**Data in this exercise:**
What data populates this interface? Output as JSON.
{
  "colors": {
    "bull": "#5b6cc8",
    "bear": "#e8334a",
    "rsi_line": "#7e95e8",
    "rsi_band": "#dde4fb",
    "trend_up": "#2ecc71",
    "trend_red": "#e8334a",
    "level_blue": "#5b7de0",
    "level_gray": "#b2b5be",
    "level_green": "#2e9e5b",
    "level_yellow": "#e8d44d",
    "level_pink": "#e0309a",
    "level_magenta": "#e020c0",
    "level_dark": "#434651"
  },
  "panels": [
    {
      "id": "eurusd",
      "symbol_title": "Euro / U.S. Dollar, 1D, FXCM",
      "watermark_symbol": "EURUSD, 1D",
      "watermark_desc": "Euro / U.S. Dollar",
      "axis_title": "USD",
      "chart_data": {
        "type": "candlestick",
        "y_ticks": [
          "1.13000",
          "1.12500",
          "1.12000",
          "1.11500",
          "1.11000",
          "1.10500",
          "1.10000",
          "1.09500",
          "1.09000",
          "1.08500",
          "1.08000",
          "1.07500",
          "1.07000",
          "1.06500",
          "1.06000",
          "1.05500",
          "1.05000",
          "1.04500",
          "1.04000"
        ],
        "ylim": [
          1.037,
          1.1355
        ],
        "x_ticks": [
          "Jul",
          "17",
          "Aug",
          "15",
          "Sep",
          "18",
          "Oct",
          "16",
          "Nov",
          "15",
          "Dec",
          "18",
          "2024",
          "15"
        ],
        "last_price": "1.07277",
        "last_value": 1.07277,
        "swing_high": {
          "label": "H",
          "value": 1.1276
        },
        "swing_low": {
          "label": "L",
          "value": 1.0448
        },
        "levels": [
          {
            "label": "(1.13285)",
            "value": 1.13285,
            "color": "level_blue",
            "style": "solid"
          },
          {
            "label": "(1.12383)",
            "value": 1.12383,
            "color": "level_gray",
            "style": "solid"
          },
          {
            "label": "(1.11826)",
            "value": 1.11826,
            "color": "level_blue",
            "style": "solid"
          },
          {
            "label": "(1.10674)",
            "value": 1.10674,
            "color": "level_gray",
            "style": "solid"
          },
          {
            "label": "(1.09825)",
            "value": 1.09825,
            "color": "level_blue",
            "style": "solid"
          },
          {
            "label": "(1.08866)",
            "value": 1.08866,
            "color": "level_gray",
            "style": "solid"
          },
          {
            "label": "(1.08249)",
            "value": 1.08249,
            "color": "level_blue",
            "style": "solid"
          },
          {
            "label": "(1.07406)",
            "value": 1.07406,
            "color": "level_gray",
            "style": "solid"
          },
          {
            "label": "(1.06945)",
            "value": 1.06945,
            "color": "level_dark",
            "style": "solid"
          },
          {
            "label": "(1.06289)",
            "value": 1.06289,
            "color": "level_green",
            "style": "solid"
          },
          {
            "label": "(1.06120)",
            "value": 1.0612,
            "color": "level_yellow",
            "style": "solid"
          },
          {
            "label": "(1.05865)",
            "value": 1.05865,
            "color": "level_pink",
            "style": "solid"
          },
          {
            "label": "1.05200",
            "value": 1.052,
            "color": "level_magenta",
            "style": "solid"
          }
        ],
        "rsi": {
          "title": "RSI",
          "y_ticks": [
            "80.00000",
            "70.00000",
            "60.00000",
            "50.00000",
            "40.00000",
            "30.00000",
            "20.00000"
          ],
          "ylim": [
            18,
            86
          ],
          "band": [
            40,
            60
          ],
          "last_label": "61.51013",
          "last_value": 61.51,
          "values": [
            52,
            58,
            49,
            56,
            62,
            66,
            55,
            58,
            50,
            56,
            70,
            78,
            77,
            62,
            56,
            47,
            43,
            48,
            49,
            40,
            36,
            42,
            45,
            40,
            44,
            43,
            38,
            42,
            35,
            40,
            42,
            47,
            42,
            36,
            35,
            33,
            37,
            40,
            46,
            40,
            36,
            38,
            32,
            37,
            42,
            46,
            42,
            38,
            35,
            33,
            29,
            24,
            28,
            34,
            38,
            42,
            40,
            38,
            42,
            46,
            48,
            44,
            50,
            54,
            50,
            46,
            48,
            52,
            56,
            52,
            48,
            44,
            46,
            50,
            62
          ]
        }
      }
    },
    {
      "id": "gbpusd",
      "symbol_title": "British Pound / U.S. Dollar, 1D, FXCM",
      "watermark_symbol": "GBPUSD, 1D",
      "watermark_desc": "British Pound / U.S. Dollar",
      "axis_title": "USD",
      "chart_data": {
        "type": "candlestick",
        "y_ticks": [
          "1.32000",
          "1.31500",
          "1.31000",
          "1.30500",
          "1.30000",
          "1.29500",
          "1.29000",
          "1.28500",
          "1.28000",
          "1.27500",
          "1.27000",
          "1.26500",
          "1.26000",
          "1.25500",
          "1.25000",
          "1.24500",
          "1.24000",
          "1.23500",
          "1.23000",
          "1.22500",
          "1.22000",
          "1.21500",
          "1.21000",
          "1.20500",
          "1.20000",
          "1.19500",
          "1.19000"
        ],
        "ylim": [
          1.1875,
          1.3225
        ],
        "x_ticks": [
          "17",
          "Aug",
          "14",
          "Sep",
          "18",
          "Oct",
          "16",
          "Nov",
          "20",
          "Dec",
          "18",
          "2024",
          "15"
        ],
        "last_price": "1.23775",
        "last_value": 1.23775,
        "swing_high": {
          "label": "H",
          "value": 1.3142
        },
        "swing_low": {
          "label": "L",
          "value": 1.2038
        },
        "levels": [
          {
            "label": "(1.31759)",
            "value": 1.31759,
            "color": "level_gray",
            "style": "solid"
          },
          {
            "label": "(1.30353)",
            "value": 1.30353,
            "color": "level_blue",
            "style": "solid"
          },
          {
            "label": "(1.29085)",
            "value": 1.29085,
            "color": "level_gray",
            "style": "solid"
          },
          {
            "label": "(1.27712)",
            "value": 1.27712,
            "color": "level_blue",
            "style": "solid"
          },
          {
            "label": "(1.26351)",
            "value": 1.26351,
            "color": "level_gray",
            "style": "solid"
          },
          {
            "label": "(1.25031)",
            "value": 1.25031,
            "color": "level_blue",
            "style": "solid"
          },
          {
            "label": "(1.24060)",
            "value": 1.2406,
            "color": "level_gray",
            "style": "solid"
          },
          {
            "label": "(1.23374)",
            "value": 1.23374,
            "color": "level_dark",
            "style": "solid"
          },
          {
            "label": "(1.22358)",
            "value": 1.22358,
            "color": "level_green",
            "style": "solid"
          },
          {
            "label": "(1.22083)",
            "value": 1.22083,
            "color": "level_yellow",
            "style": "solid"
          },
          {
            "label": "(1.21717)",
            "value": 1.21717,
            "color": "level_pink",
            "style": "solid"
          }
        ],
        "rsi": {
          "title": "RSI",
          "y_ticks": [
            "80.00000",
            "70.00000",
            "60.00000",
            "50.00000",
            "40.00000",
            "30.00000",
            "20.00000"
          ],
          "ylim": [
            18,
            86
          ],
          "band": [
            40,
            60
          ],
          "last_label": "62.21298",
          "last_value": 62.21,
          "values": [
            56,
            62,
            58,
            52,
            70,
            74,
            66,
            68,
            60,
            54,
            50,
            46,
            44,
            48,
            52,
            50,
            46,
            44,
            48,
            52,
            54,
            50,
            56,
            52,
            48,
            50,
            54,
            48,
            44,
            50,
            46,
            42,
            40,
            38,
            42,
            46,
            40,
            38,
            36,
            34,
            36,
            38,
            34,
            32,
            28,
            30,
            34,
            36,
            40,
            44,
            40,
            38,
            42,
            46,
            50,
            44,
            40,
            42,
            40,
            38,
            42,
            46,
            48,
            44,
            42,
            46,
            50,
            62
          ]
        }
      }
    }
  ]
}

**Aim:** Please output the entries above, every line exactly as it reads.

**Written response:**
What data populates this interface? Output as JSON.
{
  "colors": {
    "bull": "#5b6cc8",
    "bear": "#e8334a",
    "rsi_line": "#7e95e8",
    "rsi_band": "#dde4fb",
    "trend_up": "#2ecc71",
    "trend_red": "#e8334a",
    "level_blue": "#5b7de0",
    "level_gray": "#b2b5be",
    "level_green": "#2e9e5b",
    "level_yellow": "#e8d44d",
    "level_pink": "#e0309a",
    "level_magenta": "#e020c0",
    "level_dark": "#434651"
  },
  "panels": [
    {
      "id": "eurusd",
      "symbol_title": "Euro / U.S. Dollar, 1D, FXCM",
      "watermark_symbol": "EURUSD, 1D",
      "watermark_desc": "Euro / U.S. Dollar",
      "axis_title": "USD",
      "chart_data": {
        "type": "candlestick",
        "y_ticks": [
          "1.13000",
          "1.12500",
          "1.12000",
          "1.11500",
          "1.11000",
          "1.10500",
          "1.10000",
          "1.09500",
          "1.09000",
          "1.08500",
          "1.08000",
          "1.07500",
          "1.07000",
          "1.06500",
          "1.06000",
          "1.05500",
          "1.05000",
          "1.04500",
          "1.04000"
        ],
        "ylim": [
          1.037,
          1.1355
        ],
        "x_ticks": [
          "Jul",
          "17",
          "Aug",
          "15",
          "Sep",
          "18",
          "Oct",
          "16",
          "Nov",
          "15",
          "Dec",
          "18",
          "2024",
          "15"
        ],
        "last_price": "1.07277",
        "last_value": 1.07277,
        "swing_high": {
          "label": "H",
          "value": 1.1276
        },
        "swing_low": {
          "label": "L",
          "value": 1.0448
        },
        "levels": [
          {
            "label": "(1.13285)",
            "value": 1.13285,
            "color": "level_blue",
            "style": "solid"
          },
          {
            "label": "(1.12383)",
            "value": 1.12383,
            "color": "level_gray",
            "style": "solid"
          },
          {
            "label": "(1.11826)",
            "value": 1.11826,
            "color": "level_blue",
            "style": "solid"
          },
          {
            "label": "(1.10674)",
            "value": 1.10674,
            "color": "level_gray",
            "style": "solid"
          },
          {
            "label": "(1.09825)",
            "value": 1.09825,
            "color": "level_blue",
            "style": "solid"
          },
          {
            "label": "(1.08866)",
            "value": 1.08866,
            "color": "level_gray",
            "style": "solid"
          },
          {
            "label": "(1.08249)",
            "value": 1.08249,
            "color": "level_blue",
            "style": "solid"
          },
          {
            "label": "(1.07406)",
            "value": 1.07406,
            "color": "level_gray",
            "style": "solid"
          },
          {
            "label": "(1.06945)",
            "value": 1.06945,
            "color": "level_dark",
            "style": "solid"
          },
          {
            "label": "(1.06289)",
            "value": 1.06289,
            "color": "level_green",
            "style": "solid"
          },
          {
            "label": "(1.06120)",
            "value": 1.0612,
            "color": "level_yellow",
            "style": "solid"
          },
          {
            "label": "(1.05865)",
            "value": 1.05865,
            "color": "level_pink",
            "style": "solid"
          },
          {
            "label": "1.05200",
            "value": 1.052,
            "color": "level_magenta",
            "style": "solid"
          }
        ],
        "rsi": {
          "title": "RSI",
          "y_ticks": [
            "80.00000",
            "70.00000",
            "60.00000",
            "50.00000",
            "40.00000",
            "30.00000",
            "20.00000"
          ],
          "ylim": [
            18,
            86
          ],
          "band": [
            40,
            60
          ],
          "last_label": "61.51013",
          "last_value": 61.51,
          "values": [
            52,
            58,
            49,
            56,
            62,
            66,
            55,
            58,
            50,
            56,
            70,
            78,
            77,
            62,
            56,
            47,
            43,
            48,
            49,
            40,
            36,
            42,
            45,
            40,
            44,
            43,
            38,
            42,
            35,
            40,
            42,
            47,
            42,
            36,
            35,
            33,
            37,
            40,
            46,
            40,
            36,
            38,
            32,
            37,
            42,
            46,
            42,
            38,
            35,
            33,
            29,
            24,
            28,
            34,
            38,
            42,
            40,
            38,
            42,
            46,
            48,
            44,
            50,
            54,
            50,
            46,
            48,
            52,
            56,
            52,
            48,
            44,
            46,
            50,
            62
          ]
        }
      }
    },
    {
      "id": "gbpusd",
      "symbol_title": "British Pound / U.S. Dollar, 1D, FXCM",
      "watermark_symbol": "GBPUSD, 1D",
      "watermark_desc": "British Pound / U.S. Dollar",
      "axis_title": "USD",
      "chart_data": {
        "type": "candlestick",
        "y_ticks": [
          "1.32000",
          "1.31500",
          "1.31000",
          "1.30500",
          "1.30000",
          "1.29500",
          "1.29000",
          "1.28500",
          "1.28000",
          "1.27500",
          "1.27000",
          "1.26500",
          "1.26000",
          "1.25500",
          "1.25000",
          "1.24500",
          "1.24000",
          "1.23500",
          "1.23000",
          "1.22500",
          "1.22000",
          "1.21500",
          "1.21000",
          "1.20500",
          "1.20000",
          "1.19500",
          "1.19000"
        ],
        "ylim": [
          1.1875,
          1.3225
        ],
        "x_ticks": [
          "17",
          "Aug",
          "14",
          "Sep",
          "18",
          "Oct",
          "16",
          "Nov",
          "20",
          "Dec",
          "18",
          "2024",
          "15"
        ],
        "last_price": "1.23775",
        "last_value": 1.23775,
        "swing_high": {
          "label": "H",
          "value": 1.3142
        },
        "swing_low": {
          "label": "L",
          "value": 1.2038
        },
        "levels": [
          {
            "label": "(1.31759)",
            "value": 1.31759,
            "color": "level_gray",
            "style": "solid"
          },
          {
            "label": "(1.30353)",
            "value": 1.30353,
            "color": "level_blue",
            "style": "solid"
          },
          {
            "label": "(1.29085)",
            "value": 1.29085,
            "color": "level_gray",
            "style": "solid"
          },
          {
            "label": "(1.27712)",
            "value": 1.27712,
            "color": "level_blue",
            "style": "solid"
          },
          {
            "label": "(1.26351)",
            "value": 1.26351,
            "color": "level_gray",
            "style": "solid"
          },
          {
            "label": "(1.25031)",
            "value": 1.25031,
            "color": "level_blue",
            "style": "solid"
          },
          {
            "label": "(1.24060)",
            "value": 1.2406,
            "color": "level_gray",
            "style": "solid"
          },
          {
            "label": "(1.23374)",
            "value": 1.23374,
            "color": "level_dark",
            "style": "solid"
          },
          {
            "label": "(1.22358)",
            "value": 1.22358,
            "color": "level_green",
            "style": "solid"
          },
          {
            "label": "(1.22083)",
            "value": 1.22083,
            "color": "level_yellow",
            "style": "solid"
          },
          {
            "label": "(1.21717)",
            "value": 1.21717,
            "color": "level_pink",
            "style": "solid"
          }
        ],
        "rsi": {
          "title": "RSI",
          "y_ticks": [
            "80.00000",
            "70.00000",
            "60.00000",
            "50.00000",
            "40.00000",
            "30.00000",
            "20.00000"
          ],
          "ylim": [
            18,
            86
          ],
          "band": [
            40,
            60
          ],
          "last_label": "62.21298",
          "last_value": 62.21,
          "values": [
            56,
            62,
            58,
            52,
            70,
            74,
            66,
            68,
            60,
            54,
            50,
            46,
            44,
            48,
            52,
            50,
            46,
            44,
            48,
            52,
            54,
            50,
            56,
            52,
            48,
            50,
            54,
            48,
            44,
            50,
            46,
            42,
            40,
            38,
            42,
            46,
            40,
            38,
            36,
            34,
            36,
            38,
            34,
            32,
            28,
            30,
            34,
            36,
            40,
            44,
            40,
            38,
            42,
            46,
            50,
            44,
            40,
            42,
            40,
            38,
            42,
            46,
            48,
            44,
            42,
            46,
            50,
            62
          ]
        }
      }
    }
  ]
}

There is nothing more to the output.